• [GOAL] Lines that contain "questions" are to be counted; give only their number.

• [STORED RECORDS]
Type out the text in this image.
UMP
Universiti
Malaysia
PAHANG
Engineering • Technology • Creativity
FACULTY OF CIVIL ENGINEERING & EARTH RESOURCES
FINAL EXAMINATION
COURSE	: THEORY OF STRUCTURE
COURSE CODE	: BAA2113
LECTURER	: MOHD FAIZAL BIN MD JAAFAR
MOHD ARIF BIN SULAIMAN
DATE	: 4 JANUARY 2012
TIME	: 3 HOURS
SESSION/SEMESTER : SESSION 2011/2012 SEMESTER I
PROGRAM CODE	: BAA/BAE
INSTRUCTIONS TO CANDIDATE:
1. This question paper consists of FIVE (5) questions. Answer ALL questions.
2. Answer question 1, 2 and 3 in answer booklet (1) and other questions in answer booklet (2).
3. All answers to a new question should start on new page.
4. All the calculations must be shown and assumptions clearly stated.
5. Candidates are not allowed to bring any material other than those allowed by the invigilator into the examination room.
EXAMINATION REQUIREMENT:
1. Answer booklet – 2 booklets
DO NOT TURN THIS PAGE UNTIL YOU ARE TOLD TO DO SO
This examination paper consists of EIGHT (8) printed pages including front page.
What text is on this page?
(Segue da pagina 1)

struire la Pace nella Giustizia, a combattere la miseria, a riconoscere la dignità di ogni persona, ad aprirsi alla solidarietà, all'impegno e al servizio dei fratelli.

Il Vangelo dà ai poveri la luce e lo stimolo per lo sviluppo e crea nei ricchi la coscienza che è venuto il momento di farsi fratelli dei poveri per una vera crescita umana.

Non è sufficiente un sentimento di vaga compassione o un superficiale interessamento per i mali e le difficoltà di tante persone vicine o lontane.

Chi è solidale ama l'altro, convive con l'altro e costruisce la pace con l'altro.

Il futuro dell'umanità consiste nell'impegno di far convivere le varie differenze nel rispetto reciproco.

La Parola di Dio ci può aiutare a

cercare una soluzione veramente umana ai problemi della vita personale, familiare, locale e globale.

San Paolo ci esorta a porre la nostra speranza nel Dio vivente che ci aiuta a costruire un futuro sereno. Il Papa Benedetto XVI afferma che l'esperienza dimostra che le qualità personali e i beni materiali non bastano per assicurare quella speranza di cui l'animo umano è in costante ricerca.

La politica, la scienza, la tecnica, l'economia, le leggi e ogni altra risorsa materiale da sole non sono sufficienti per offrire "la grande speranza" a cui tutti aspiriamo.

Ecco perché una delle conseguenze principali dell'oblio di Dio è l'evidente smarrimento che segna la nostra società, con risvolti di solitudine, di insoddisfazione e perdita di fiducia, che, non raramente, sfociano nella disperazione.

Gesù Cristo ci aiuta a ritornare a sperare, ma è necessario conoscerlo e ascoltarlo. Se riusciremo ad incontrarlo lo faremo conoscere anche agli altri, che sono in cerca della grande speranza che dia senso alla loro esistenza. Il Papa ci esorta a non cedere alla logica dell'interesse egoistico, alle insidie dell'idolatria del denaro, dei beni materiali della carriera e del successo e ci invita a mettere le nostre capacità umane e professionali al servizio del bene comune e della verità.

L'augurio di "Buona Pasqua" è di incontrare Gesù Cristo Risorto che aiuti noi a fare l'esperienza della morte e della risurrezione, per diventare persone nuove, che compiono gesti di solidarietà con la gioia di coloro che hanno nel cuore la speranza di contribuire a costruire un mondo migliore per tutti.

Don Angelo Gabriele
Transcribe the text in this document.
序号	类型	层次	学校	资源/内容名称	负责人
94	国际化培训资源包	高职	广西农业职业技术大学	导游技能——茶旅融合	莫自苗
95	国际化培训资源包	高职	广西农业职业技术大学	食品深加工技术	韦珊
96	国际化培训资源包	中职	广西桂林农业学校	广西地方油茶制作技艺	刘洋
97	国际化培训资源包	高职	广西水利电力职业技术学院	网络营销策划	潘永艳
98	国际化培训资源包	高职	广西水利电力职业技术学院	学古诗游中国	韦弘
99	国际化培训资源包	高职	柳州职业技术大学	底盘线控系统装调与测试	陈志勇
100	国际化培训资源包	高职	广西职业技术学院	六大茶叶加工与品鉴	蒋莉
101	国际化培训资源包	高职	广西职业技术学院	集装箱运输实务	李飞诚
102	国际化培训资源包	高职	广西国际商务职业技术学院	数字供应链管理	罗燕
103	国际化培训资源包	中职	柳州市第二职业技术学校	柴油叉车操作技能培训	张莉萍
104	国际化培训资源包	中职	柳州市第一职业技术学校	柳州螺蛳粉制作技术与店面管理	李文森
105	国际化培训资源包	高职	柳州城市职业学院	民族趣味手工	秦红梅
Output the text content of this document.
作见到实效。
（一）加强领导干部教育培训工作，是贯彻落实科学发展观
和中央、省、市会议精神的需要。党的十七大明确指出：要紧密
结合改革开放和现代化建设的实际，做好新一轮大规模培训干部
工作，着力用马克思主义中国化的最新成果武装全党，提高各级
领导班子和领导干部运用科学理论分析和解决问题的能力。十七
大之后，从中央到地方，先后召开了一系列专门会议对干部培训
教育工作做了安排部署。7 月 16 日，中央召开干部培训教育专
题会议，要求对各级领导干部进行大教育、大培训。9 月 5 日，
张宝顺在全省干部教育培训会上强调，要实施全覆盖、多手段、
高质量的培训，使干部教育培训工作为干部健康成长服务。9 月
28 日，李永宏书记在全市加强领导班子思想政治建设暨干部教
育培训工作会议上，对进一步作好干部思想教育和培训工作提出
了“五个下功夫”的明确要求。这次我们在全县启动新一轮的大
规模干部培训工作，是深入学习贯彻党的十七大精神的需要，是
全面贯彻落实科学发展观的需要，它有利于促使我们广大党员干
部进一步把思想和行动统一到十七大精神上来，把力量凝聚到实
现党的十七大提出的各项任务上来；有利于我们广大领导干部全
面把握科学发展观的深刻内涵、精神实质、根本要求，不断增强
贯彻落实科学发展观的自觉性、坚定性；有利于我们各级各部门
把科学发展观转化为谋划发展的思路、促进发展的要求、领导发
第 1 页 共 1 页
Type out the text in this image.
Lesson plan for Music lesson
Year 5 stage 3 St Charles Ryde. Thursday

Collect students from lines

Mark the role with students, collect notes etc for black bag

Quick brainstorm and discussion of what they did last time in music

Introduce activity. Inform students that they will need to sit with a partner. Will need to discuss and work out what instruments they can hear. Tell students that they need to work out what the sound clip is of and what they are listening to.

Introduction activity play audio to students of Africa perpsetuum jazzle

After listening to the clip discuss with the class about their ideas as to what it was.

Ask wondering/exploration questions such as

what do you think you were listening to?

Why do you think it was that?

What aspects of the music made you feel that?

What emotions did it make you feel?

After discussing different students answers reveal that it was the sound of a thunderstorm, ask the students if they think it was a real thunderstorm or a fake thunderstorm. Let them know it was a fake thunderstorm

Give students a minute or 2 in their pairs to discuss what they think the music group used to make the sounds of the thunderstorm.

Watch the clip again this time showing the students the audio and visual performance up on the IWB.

• [OUTPUT OF THE EXERCISE] 3